— Begin Records supplied —

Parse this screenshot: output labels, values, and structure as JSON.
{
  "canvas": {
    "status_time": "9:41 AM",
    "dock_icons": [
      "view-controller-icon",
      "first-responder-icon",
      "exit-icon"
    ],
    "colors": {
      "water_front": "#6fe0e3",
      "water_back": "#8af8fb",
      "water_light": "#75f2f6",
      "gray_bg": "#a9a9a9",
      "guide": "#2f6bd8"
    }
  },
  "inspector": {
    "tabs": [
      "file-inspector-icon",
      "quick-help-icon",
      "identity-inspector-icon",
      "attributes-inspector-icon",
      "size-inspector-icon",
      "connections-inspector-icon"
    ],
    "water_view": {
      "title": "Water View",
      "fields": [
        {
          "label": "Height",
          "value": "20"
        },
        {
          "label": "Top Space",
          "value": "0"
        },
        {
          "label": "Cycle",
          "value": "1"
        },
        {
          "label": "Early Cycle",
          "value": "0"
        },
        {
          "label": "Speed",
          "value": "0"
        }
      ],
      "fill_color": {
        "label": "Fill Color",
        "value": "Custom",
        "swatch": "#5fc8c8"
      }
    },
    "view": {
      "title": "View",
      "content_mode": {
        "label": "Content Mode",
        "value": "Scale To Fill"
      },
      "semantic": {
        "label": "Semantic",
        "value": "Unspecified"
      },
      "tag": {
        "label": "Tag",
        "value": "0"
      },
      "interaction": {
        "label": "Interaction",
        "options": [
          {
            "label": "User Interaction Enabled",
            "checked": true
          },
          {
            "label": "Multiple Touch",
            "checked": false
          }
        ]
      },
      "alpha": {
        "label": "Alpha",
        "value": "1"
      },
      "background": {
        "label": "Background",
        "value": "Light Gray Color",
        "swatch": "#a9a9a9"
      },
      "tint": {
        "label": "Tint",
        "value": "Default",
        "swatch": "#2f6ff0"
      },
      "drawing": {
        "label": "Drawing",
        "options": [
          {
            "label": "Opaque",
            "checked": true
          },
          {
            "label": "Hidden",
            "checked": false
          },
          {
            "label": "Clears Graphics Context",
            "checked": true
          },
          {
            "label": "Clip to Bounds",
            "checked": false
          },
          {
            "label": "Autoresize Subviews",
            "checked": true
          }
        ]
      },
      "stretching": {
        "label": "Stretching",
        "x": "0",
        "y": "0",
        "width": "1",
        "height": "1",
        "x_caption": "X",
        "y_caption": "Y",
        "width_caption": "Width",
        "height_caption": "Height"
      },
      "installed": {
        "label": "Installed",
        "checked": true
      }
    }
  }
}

— End Records supplied —

Task requirements: Search the material above for "inspector". Pull out each line where it shows up.

Answer to this problem:
  "inspector": {
      "file-inspector-icon",
      "identity-inspector-icon",
      "attributes-inspector-icon",
      "size-inspector-icon",
      "connections-inspector-icon"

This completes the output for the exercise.